Extract verbatim every line from the beginning of the records up to and including the line that contains "ref-line-label: 8 553,94 [3, 10, 36, 20]".

Records provided:

--- Begin ---

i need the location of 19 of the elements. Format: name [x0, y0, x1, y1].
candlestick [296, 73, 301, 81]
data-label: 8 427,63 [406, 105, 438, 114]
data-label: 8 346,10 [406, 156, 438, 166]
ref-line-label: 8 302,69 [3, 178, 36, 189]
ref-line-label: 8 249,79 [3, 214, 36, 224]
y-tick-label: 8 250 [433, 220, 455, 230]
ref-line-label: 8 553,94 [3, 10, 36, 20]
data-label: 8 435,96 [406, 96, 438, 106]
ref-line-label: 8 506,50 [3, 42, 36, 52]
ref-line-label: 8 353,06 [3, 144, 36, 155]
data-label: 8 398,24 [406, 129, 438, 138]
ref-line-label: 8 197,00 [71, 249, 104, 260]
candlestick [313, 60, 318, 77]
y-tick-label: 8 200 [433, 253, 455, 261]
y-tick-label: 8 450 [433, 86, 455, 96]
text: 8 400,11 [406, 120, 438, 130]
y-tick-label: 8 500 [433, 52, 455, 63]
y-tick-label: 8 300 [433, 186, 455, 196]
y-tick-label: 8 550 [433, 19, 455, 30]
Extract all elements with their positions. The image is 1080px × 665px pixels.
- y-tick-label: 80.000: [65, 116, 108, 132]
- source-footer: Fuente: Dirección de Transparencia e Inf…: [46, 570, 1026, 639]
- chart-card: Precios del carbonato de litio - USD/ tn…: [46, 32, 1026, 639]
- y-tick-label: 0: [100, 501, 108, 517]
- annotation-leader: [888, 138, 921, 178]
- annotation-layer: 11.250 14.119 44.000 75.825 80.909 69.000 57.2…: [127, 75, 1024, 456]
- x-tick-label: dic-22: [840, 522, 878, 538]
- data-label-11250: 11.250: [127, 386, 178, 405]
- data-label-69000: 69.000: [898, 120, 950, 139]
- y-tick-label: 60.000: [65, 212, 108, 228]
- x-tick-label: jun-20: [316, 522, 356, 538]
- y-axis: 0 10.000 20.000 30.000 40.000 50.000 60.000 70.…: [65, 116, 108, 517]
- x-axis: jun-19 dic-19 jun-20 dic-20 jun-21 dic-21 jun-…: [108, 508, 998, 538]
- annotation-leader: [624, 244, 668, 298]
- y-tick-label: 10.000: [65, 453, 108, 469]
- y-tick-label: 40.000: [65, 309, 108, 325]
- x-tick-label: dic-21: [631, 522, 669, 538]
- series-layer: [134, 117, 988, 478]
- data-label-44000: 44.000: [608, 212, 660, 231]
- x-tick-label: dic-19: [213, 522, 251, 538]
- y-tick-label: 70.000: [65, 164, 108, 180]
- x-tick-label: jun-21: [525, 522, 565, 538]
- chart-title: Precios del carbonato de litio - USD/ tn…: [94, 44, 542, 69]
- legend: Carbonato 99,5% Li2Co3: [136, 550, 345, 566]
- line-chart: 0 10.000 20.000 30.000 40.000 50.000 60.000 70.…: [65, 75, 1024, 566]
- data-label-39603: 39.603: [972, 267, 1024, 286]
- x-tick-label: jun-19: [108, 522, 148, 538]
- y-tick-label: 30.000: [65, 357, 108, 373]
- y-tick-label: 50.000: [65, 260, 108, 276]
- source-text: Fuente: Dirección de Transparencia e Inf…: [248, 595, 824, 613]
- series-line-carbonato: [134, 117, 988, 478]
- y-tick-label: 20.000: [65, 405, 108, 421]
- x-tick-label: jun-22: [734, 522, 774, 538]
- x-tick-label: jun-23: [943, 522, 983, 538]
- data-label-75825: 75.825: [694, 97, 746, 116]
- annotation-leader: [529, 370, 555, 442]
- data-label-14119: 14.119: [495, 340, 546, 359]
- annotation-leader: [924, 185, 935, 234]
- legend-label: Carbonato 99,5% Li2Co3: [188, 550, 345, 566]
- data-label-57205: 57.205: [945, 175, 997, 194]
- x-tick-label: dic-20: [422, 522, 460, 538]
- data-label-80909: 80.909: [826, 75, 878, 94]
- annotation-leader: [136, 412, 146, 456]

--- End ---

Response to the task:
i need the location of 19 of the elements. Format: name [x0, y0, x1, y1].
candlestick [296, 73, 301, 81]
data-label: 8 427,63 [406, 105, 438, 114]
data-label: 8 346,10 [406, 156, 438, 166]
ref-line-label: 8 302,69 [3, 178, 36, 189]
ref-line-label: 8 249,79 [3, 214, 36, 224]
y-tick-label: 8 250 [433, 220, 455, 230]
ref-line-label: 8 553,94 [3, 10, 36, 20]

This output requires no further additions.